— BEGIN —

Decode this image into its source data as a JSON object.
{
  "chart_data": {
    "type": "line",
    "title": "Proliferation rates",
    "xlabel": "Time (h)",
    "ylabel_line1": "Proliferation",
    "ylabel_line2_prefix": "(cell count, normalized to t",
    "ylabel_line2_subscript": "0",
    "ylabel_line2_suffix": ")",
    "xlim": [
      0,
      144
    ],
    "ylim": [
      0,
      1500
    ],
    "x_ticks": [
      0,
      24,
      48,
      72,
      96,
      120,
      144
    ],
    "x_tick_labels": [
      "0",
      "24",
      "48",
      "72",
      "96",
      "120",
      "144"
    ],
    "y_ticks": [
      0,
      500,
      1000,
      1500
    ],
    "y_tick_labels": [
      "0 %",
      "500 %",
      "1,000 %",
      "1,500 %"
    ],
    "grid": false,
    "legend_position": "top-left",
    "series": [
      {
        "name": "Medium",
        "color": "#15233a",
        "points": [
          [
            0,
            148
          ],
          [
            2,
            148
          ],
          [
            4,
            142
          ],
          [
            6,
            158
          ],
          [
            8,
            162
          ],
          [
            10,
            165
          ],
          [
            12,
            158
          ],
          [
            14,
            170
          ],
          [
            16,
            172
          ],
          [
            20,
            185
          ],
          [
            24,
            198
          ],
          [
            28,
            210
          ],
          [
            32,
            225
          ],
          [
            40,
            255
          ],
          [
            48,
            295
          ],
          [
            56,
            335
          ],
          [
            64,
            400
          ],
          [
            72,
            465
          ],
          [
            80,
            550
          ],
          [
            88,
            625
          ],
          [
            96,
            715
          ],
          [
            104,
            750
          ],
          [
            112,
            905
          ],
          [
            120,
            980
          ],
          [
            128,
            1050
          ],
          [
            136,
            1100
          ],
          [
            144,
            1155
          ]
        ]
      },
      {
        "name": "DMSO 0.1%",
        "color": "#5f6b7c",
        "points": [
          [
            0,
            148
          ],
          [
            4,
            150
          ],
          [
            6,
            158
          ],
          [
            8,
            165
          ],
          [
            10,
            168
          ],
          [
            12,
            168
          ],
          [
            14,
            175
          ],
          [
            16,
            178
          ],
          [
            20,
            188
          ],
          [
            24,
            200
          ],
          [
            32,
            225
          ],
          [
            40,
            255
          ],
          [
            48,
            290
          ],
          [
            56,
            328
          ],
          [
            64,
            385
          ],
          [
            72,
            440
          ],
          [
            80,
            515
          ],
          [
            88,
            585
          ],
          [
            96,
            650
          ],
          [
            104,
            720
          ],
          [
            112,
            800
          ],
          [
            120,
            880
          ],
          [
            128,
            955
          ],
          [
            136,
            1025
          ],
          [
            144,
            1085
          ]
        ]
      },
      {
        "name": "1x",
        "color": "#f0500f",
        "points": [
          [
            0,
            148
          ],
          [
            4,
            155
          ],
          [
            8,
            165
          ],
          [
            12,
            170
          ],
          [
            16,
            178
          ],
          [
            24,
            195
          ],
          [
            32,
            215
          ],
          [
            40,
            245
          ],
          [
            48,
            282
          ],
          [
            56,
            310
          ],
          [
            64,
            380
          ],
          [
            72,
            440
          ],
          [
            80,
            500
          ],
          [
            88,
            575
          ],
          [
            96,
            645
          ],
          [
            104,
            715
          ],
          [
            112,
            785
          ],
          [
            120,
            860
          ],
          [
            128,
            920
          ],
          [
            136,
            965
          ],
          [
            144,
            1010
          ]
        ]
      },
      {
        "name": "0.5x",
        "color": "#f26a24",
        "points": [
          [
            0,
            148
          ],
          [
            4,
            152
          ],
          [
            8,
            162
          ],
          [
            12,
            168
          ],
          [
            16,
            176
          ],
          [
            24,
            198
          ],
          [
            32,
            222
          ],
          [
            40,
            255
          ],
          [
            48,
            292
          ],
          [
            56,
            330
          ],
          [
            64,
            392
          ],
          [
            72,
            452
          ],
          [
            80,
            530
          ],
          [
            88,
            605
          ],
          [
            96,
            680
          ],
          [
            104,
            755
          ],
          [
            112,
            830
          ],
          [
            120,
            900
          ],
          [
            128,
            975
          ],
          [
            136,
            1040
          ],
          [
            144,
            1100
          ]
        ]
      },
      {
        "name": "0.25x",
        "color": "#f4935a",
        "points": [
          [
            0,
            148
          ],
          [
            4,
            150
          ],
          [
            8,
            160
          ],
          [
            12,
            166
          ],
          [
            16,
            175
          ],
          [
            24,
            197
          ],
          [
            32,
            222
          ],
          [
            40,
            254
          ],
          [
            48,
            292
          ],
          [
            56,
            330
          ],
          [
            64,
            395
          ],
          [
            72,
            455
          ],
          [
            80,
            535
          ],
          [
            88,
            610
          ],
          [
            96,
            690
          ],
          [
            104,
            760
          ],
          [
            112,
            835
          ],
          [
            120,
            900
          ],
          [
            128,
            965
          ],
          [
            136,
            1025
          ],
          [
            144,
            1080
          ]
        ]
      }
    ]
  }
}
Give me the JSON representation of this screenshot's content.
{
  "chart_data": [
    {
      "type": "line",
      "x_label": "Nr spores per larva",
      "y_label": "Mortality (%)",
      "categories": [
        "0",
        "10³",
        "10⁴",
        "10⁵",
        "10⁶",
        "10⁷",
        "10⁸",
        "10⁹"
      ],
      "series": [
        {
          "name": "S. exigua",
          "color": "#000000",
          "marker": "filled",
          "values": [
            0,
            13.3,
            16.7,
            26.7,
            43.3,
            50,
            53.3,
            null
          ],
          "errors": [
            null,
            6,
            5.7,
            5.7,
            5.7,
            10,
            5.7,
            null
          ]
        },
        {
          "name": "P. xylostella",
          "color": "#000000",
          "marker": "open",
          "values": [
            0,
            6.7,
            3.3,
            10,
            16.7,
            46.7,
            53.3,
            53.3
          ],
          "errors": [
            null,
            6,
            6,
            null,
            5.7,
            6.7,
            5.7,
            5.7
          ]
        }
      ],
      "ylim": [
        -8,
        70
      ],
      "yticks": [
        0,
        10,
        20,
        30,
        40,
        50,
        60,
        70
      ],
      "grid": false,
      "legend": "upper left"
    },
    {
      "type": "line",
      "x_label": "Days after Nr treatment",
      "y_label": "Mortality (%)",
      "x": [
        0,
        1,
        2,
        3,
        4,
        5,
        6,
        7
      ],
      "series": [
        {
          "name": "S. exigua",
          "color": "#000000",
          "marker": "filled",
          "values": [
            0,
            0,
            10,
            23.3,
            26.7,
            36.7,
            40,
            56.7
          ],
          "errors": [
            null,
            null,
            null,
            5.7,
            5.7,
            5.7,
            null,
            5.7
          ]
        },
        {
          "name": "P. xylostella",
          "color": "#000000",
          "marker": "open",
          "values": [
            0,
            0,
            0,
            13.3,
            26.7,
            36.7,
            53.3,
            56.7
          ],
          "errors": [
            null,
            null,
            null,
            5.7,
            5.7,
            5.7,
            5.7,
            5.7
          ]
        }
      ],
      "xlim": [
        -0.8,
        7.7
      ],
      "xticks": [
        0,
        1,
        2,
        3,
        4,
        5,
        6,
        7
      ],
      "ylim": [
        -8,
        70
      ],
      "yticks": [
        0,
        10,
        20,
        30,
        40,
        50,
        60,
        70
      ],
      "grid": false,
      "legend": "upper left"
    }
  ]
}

— END —

Make a verbatim copy of every entry shown above.

Decode this image into its source data as a JSON object.
{
  "chart_data": {
    "type": "line",
    "title": "Proliferation rates",
    "xlabel": "Time (h)",
    "ylabel_line1": "Proliferation",
    "ylabel_line2_prefix": "(cell count, normalized to t",
    "ylabel_line2_subscript": "0",
    "ylabel_line2_suffix": ")",
    "xlim": [
      0,
      144
    ],
    "ylim": [
      0,
      1500
    ],
    "x_ticks": [
      0,
      24,
      48,
      72,
      96,
      120,
      144
    ],
    "x_tick_labels": [
      "0",
      "24",
      "48",
      "72",
      "96",
      "120",
      "144"
    ],
    "y_ticks": [
      0,
      500,
      1000,
      1500
    ],
    "y_tick_labels": [
      "0 %",
      "500 %",
      "1,000 %",
      "1,500 %"
    ],
    "grid": false,
    "legend_position": "top-left",
    "series": [
      {
        "name": "Medium",
        "color": "#15233a",
        "points": [
          [
            0,
            148
          ],
          [
            2,
            148
          ],
          [
            4,
            142
          ],
          [
            6,
            158
          ],
          [
            8,
            162
          ],
          [
            10,
            165
          ],
          [
            12,
            158
          ],
          [
            14,
            170
          ],
          [
            16,
            172
          ],
          [
            20,
            185
          ],
          [
            24,
            198
          ],
          [
            28,
            210
          ],
          [
            32,
            225
          ],
          [
            40,
            255
          ],
          [
            48,
            295
          ],
          [
            56,
            335
          ],
          [
            64,
            400
          ],
          [
            72,
            465
          ],
          [
            80,
            550
          ],
          [
            88,
            625
          ],
          [
            96,
            715
          ],
          [
            104,
            750
          ],
          [
            112,
            905
          ],
          [
            120,
            980
          ],
          [
            128,
            1050
          ],
          [
            136,
            1100
          ],
          [
            144,
            1155
          ]
        ]
      },
      {
        "name": "DMSO 0.1%",
        "color": "#5f6b7c",
        "points": [
          [
            0,
            148
          ],
          [
            4,
            150
          ],
          [
            6,
            158
          ],
          [
            8,
            165
          ],
          [
            10,
            168
          ],
          [
            12,
            168
          ],
          [
            14,
            175
          ],
          [
            16,
            178
          ],
          [
            20,
            188
          ],
          [
            24,
            200
          ],
          [
            32,
            225
          ],
          [
            40,
            255
          ],
          [
            48,
            290
          ],
          [
            56,
            328
          ],
          [
            64,
            385
          ],
          [
            72,
            440
          ],
          [
            80,
            515
          ],
          [
            88,
            585
          ],
          [
            96,
            650
          ],
          [
            104,
            720
          ],
          [
            112,
            800
          ],
          [
            120,
            880
          ],
          [
            128,
            955
          ],
          [
            136,
            1025
          ],
          [
            144,
            1085
          ]
        ]
      },
      {
        "name": "1x",
        "color": "#f0500f",
        "points": [
          [
            0,
            148
          ],
          [
            4,
            155
          ],
          [
            8,
            165
          ],
          [
            12,
            170
          ],
          [
            16,
            178
          ],
          [
            24,
            195
          ],
          [
            32,
            215
          ],
          [
            40,
            245
          ],
          [
            48,
            282
          ],
          [
            56,
            310
          ],
          [
            64,
            380
          ],
          [
            72,
            440
          ],
          [
            80,
            500
          ],
          [
            88,
            575
          ],
          [
            96,
            645
          ],
          [
            104,
            715
          ],
          [
            112,
            785
          ],
          [
            120,
            860
          ],
          [
            128,
            920
          ],
          [
            136,
            965
          ],
          [
            144,
            1010
          ]
        ]
      },
      {
        "name": "0.5x",
        "color": "#f26a24",
        "points": [
          [
            0,
            148
          ],
          [
            4,
            152
          ],
          [
            8,
            162
          ],
          [
            12,
            168
          ],
          [
            16,
            176
          ],
          [
            24,
            198
          ],
          [
            32,
            222
          ],
          [
            40,
            255
          ],
          [
            48,
            292
          ],
          [
            56,
            330
          ],
          [
            64,
            392
          ],
          [
            72,
            452
          ],
          [
            80,
            530
          ],
          [
            88,
            605
          ],
          [
            96,
            680
          ],
          [
            104,
            755
          ],
          [
            112,
            830
          ],
          [
            120,
            900
          ],
          [
            128,
            975
          ],
          [
            136,
            1040
          ],
          [
            144,
            1100
          ]
        ]
      },
      {
        "name": "0.25x",
        "color": "#f4935a",
        "points": [
          [
            0,
            148
          ],
          [
            4,
            150
          ],
          [
            8,
            160
          ],
          [
            12,
            166
          ],
          [
            16,
            175
          ],
          [
            24,
            197
          ],
          [
            32,
            222
          ],
          [
            40,
            254
          ],
          [
            48,
            292
          ],
          [
            56,
            330
          ],
          [
            64,
            395
          ],
          [
            72,
            455
          ],
          [
            80,
            535
          ],
          [
            88,
            610
          ],
          [
            96,
            690
          ],
          [
            104,
            760
          ],
          [
            112,
            835
          ],
          [
            120,
            900
          ],
          [
            128,
            965
          ],
          [
            136,
            1025
          ],
          [
            144,
            1080
          ]
        ]
      }
    ]
  }
}
Give me the JSON representation of this screenshot's content.
{
  "chart_data": [
    {
      "type": "line",
      "x_label": "Nr spores per larva",
      "y_label": "Mortality (%)",
      "categories": [
        "0",
        "10³",
        "10⁴",
        "10⁵",
        "10⁶",
        "10⁷",
        "10⁸",
        "10⁹"
      ],
      "series": [
        {
          "name": "S. exigua",
          "color": "#000000",
          "marker": "filled",
          "values": [
            0,
            13.3,
            16.7,
            26.7,
            43.3,
            50,
            53.3,
            null
          ],
          "errors": [
            null,
            6,
            5.7,
            5.7,
            5.7,
            10,
            5.7,
            null
          ]
        },
        {
          "name": "P. xylostella",
          "color": "#000000",
          "marker": "open",
          "values": [
            0,
            6.7,
            3.3,
            10,
            16.7,
            46.7,
            53.3,
            53.3
          ],
          "errors": [
            null,
            6,
            6,
            null,
            5.7,
            6.7,
            5.7,
            5.7
          ]
        }
      ],
      "ylim": [
        -8,
        70
      ],
      "yticks": [
        0,
        10,
        20,
        30,
        40,
        50,
        60,
        70
      ],
      "grid": false,
      "legend": "upper left"
    },
    {
      "type": "line",
      "x_label": "Days after Nr treatment",
      "y_label": "Mortality (%)",
      "x": [
        0,
        1,
        2,
        3,
        4,
        5,
        6,
        7
      ],
      "series": [
        {
          "name": "S. exigua",
          "color": "#000000",
          "marker": "filled",
          "values": [
            0,
            0,
            10,
            23.3,
            26.7,
            36.7,
            40,
            56.7
          ],
          "errors": [
            null,
            null,
            null,
            5.7,
            5.7,
            5.7,
            null,
            5.7
          ]
        },
        {
          "name": "P. xylostella",
          "color": "#000000",
          "marker": "open",
          "values": [
            0,
            0,
            0,
            13.3,
            26.7,
            36.7,
            53.3,
            56.7
          ],
          "errors": [
            null,
            null,
            null,
            5.7,
            5.7,
            5.7,
            5.7,
            5.7
          ]
        }
      ],
      "xlim": [
        -0.8,
        7.7
      ],
      "xticks": [
        0,
        1,
        2,
        3,
        4,
        5,
        6,
        7
      ],
      "ylim": [
        -8,
        70
      ],
      "yticks": [
        0,
        10,
        20,
        30,
        40,
        50,
        60,
        70
      ],
      "grid": false,
      "legend": "upper left"
    }
  ]
}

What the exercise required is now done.